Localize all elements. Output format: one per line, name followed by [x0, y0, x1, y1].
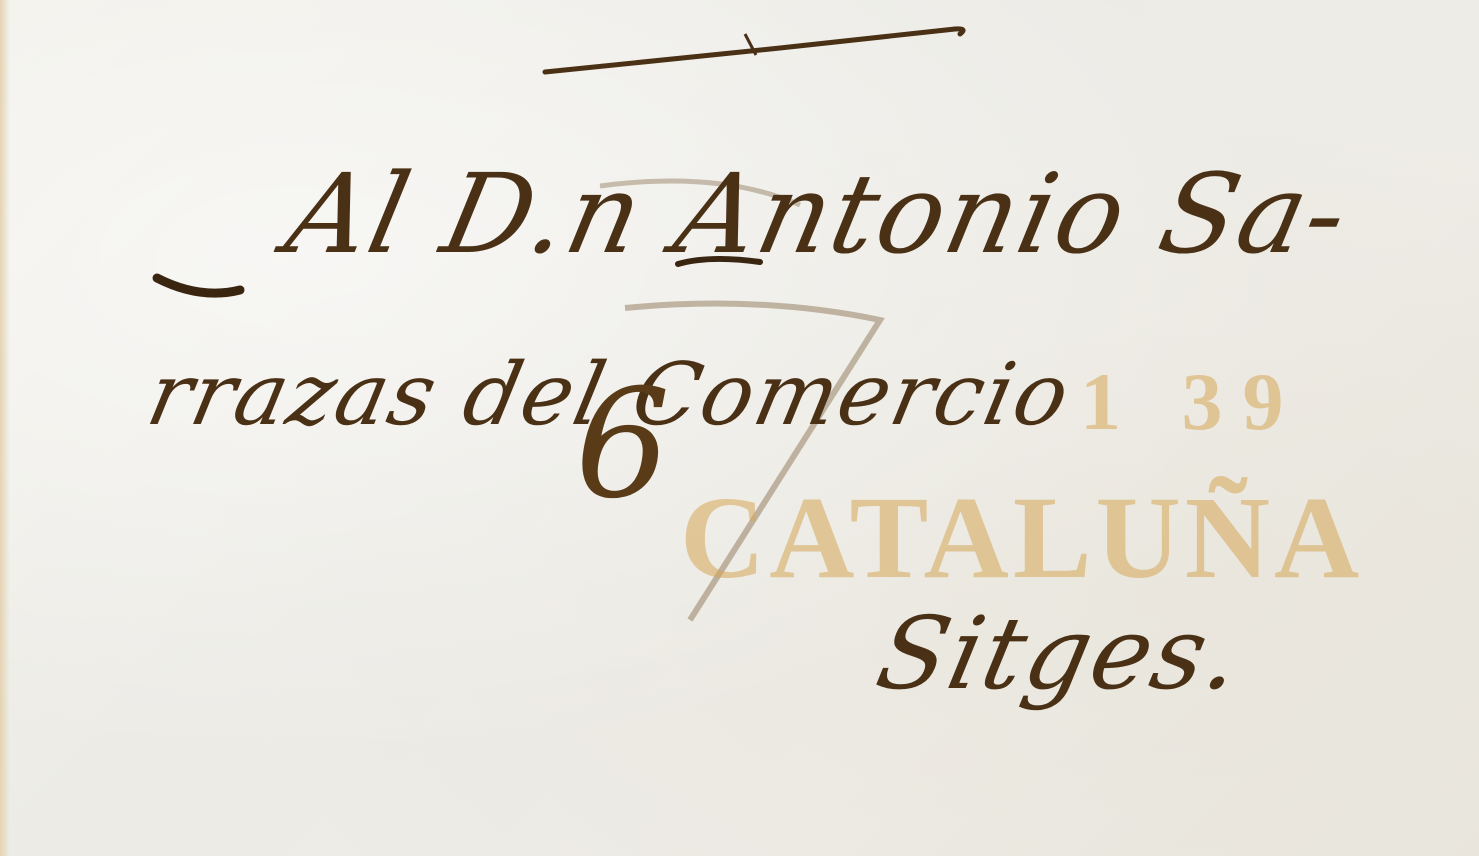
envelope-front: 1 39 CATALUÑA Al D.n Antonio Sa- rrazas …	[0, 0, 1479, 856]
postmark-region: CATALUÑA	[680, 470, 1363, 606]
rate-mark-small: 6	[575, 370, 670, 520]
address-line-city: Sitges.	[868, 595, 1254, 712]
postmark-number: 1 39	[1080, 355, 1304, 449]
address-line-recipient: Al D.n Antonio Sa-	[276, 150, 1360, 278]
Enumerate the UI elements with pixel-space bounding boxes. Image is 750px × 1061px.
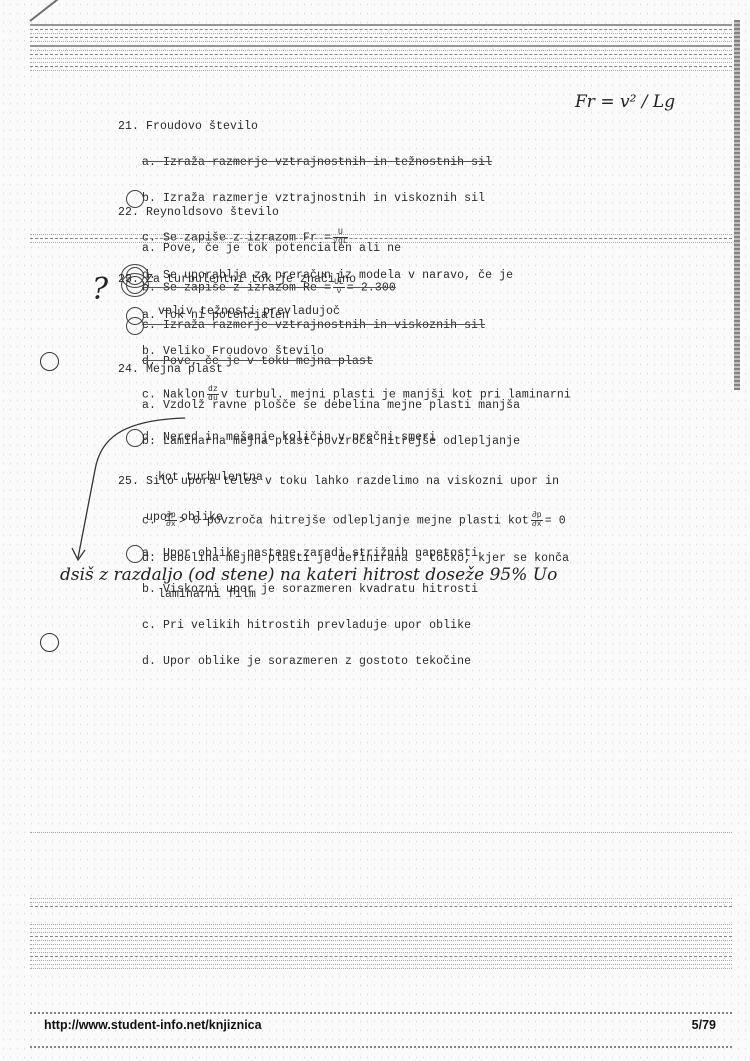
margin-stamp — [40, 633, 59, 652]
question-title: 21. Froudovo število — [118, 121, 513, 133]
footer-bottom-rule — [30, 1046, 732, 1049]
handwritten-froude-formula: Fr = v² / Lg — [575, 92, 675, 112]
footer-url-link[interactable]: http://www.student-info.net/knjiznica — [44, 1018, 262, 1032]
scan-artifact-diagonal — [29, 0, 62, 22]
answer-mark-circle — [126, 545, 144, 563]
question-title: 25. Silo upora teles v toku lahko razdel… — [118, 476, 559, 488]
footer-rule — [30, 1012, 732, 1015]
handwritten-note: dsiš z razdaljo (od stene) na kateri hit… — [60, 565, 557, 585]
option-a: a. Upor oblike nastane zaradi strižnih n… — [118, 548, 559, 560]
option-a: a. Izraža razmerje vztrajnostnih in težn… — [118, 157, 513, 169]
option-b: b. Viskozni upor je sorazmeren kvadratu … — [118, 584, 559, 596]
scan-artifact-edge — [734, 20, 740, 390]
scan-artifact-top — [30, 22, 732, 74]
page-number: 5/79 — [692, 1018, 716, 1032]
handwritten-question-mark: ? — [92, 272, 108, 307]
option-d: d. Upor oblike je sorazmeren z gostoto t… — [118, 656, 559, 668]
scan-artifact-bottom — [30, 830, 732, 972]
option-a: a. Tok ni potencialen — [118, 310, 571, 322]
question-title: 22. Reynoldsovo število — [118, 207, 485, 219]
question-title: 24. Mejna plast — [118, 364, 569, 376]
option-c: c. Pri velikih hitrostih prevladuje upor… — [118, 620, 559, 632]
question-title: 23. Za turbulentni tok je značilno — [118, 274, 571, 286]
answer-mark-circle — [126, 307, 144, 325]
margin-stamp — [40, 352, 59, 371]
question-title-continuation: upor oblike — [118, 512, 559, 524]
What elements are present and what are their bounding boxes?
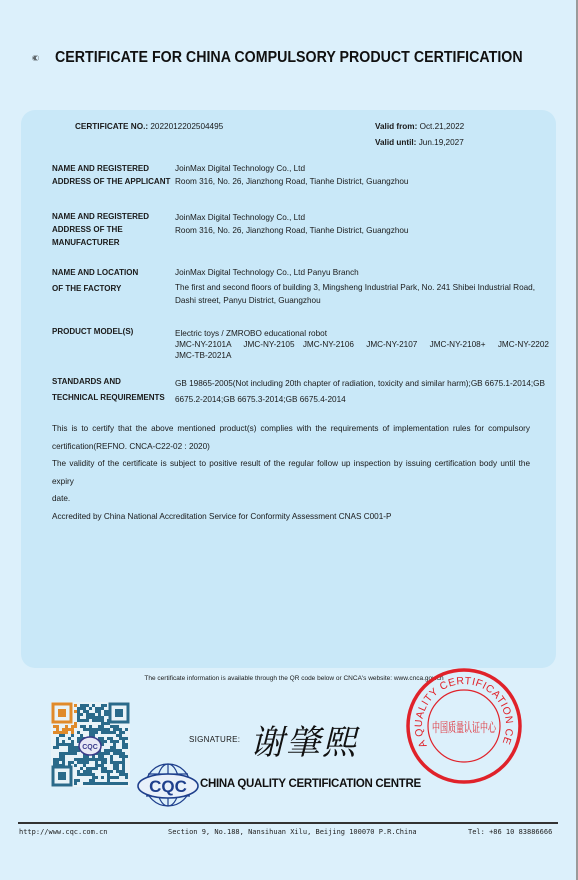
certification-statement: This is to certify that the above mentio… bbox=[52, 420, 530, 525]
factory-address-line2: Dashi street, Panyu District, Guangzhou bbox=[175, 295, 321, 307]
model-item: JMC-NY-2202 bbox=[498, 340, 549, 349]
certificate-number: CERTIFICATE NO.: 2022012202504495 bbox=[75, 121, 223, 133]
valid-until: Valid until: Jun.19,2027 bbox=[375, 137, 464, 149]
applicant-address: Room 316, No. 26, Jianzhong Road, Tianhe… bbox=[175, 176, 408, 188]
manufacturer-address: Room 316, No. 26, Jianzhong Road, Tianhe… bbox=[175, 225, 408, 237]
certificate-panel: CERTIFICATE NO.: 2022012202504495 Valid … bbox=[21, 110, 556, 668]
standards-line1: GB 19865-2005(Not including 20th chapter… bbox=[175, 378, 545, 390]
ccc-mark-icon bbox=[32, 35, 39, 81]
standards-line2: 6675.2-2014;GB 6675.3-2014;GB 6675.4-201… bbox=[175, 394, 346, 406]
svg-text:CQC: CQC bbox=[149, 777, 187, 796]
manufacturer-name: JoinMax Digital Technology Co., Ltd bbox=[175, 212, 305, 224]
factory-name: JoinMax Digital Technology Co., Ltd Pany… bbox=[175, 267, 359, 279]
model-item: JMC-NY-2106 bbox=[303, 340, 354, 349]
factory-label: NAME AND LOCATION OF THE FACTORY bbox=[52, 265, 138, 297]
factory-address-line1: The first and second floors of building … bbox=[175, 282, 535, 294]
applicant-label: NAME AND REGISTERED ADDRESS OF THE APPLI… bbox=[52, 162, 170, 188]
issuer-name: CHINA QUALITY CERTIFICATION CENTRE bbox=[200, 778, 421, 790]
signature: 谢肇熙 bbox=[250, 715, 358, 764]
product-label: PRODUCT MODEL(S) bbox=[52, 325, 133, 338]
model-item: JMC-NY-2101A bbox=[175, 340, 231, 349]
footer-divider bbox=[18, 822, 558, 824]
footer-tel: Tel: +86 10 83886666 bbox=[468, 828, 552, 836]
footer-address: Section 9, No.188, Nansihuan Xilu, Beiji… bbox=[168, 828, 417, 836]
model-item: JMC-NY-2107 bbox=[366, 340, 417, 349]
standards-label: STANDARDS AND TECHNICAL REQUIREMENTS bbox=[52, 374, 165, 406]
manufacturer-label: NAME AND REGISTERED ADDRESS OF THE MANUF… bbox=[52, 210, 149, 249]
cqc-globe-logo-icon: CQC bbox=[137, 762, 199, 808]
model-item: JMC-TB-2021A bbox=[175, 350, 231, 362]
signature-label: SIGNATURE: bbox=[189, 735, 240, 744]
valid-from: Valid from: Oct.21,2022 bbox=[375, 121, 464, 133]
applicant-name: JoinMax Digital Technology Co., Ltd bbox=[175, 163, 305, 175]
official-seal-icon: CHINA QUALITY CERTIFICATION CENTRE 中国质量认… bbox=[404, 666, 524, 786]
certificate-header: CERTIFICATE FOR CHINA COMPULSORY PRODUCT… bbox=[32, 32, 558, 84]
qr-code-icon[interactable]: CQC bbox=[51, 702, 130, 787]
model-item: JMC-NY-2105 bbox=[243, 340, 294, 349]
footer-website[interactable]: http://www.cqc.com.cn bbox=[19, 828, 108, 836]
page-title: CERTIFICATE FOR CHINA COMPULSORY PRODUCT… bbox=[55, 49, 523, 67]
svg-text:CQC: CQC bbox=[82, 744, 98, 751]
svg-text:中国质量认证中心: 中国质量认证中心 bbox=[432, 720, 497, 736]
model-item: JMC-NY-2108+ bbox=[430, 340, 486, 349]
═══
■ Prompt:
Can you copy all of the entries above line for line, with no changes, and leave out the pictures?

■ Written solution:
Localize all elements. Output format: one per line, name followed by [x0, y0, x1, y1].
envelope-front: 1 39 CATALUÑA Al D.n Antonio Sa- rrazas …	[0, 0, 1479, 856]
postmark-region: CATALUÑA	[680, 470, 1363, 606]
rate-mark-small: 6	[575, 370, 670, 520]
address-line-city: Sitges.	[868, 595, 1254, 712]
postmark-number: 1 39	[1080, 355, 1304, 449]
address-line-recipient: Al D.n Antonio Sa-	[276, 150, 1360, 278]
Enumerate the UI elements with pixel-space bounding boxes. Image is 750px × 1061px.
margin-stamp — [40, 633, 59, 652]
question-title: 21. Froudovo število — [118, 121, 513, 133]
footer-bottom-rule — [30, 1046, 732, 1049]
handwritten-froude-formula: Fr = v² / Lg — [575, 92, 675, 112]
footer-url-link[interactable]: http://www.student-info.net/knjiznica — [44, 1018, 262, 1032]
scan-artifact-diagonal — [29, 0, 62, 22]
answer-mark-circle — [126, 545, 144, 563]
question-title: 25. Silo upora teles v toku lahko razdel… — [118, 476, 559, 488]
footer-rule — [30, 1012, 732, 1015]
handwritten-note: dsiš z razdaljo (od stene) na kateri hit… — [60, 565, 557, 585]
option-a: a. Upor oblike nastane zaradi strižnih n… — [118, 548, 559, 560]
option-a: a. Izraža razmerje vztrajnostnih in težn… — [118, 157, 513, 169]
option-b: b. Viskozni upor je sorazmeren kvadratu … — [118, 584, 559, 596]
scan-artifact-edge — [734, 20, 740, 390]
scan-artifact-top — [30, 22, 732, 74]
page-number: 5/79 — [692, 1018, 716, 1032]
handwritten-question-mark: ? — [92, 272, 108, 307]
option-d: d. Upor oblike je sorazmeren z gostoto t… — [118, 656, 559, 668]
scan-artifact-bottom — [30, 830, 732, 972]
option-a: a. Tok ni potencialen — [118, 310, 571, 322]
question-title: 22. Reynoldsovo število — [118, 207, 485, 219]
question-title: 24. Mejna plast — [118, 364, 569, 376]
option-c: c. Pri velikih hitrostih prevladuje upor… — [118, 620, 559, 632]
question-title: 23. Za turbulentni tok je značilno — [118, 274, 571, 286]
answer-mark-circle — [126, 307, 144, 325]
margin-stamp — [40, 352, 59, 371]
question-title-continuation: upor oblike — [118, 512, 559, 524]
What elements are present and what are their bounding boxes?
certification-statement: This is to certify that the above mentio… bbox=[52, 420, 530, 525]
factory-address-line2: Dashi street, Panyu District, Guangzhou bbox=[175, 295, 321, 307]
model-item: JMC-NY-2202 bbox=[498, 340, 549, 349]
certificate-number: CERTIFICATE NO.: 2022012202504495 bbox=[75, 121, 223, 133]
valid-until: Valid until: Jun.19,2027 bbox=[375, 137, 464, 149]
applicant-address: Room 316, No. 26, Jianzhong Road, Tianhe… bbox=[175, 176, 408, 188]
manufacturer-address: Room 316, No. 26, Jianzhong Road, Tianhe… bbox=[175, 225, 408, 237]
certificate-panel: CERTIFICATE NO.: 2022012202504495 Valid … bbox=[21, 110, 556, 668]
standards-line1: GB 19865-2005(Not including 20th chapter… bbox=[175, 378, 545, 390]
ccc-mark-icon bbox=[32, 35, 39, 81]
standards-line2: 6675.2-2014;GB 6675.3-2014;GB 6675.4-201… bbox=[175, 394, 346, 406]
svg-text:CQC: CQC bbox=[149, 777, 187, 796]
manufacturer-name: JoinMax Digital Technology Co., Ltd bbox=[175, 212, 305, 224]
factory-name: JoinMax Digital Technology Co., Ltd Pany… bbox=[175, 267, 359, 279]
model-item: JMC-NY-2106 bbox=[303, 340, 354, 349]
factory-label: NAME AND LOCATION OF THE FACTORY bbox=[52, 265, 138, 297]
factory-address-line1: The first and second floors of building … bbox=[175, 282, 535, 294]
applicant-label: NAME AND REGISTERED ADDRESS OF THE APPLI… bbox=[52, 162, 170, 188]
issuer-name: CHINA QUALITY CERTIFICATION CENTRE bbox=[200, 778, 421, 790]
signature: 谢肇熙 bbox=[250, 715, 358, 764]
product-label: PRODUCT MODEL(S) bbox=[52, 325, 133, 338]
model-item: JMC-NY-2101A bbox=[175, 340, 231, 349]
footer-divider bbox=[18, 822, 558, 824]
footer-tel: Tel: +86 10 83886666 bbox=[468, 828, 552, 836]
footer-address: Section 9, No.188, Nansihuan Xilu, Beiji… bbox=[168, 828, 417, 836]
model-item: JMC-NY-2107 bbox=[366, 340, 417, 349]
standards-label: STANDARDS AND TECHNICAL REQUIREMENTS bbox=[52, 374, 165, 406]
manufacturer-label: NAME AND REGISTERED ADDRESS OF THE MANUF… bbox=[52, 210, 149, 249]
cqc-globe-logo-icon: CQC bbox=[137, 762, 199, 808]
model-item: JMC-TB-2021A bbox=[175, 350, 231, 362]
signature-label: SIGNATURE: bbox=[189, 735, 240, 744]
valid-from: Valid from: Oct.21,2022 bbox=[375, 121, 464, 133]
applicant-name: JoinMax Digital Technology Co., Ltd bbox=[175, 163, 305, 175]
official-seal-icon: CHINA QUALITY CERTIFICATION CENTRE 中国质量认… bbox=[404, 666, 524, 786]
certificate-header: CERTIFICATE FOR CHINA COMPULSORY PRODUCT… bbox=[32, 32, 558, 84]
qr-code-icon[interactable]: CQC bbox=[51, 702, 130, 787]
model-item: JMC-NY-2105 bbox=[243, 340, 294, 349]
footer-website[interactable]: http://www.cqc.com.cn bbox=[19, 828, 108, 836]
page-title: CERTIFICATE FOR CHINA COMPULSORY PRODUCT… bbox=[55, 49, 523, 67]
svg-text:CQC: CQC bbox=[82, 744, 98, 751]
svg-text:中国质量认证中心: 中国质量认证中心 bbox=[432, 720, 497, 736]
model-item: JMC-NY-2108+ bbox=[430, 340, 486, 349]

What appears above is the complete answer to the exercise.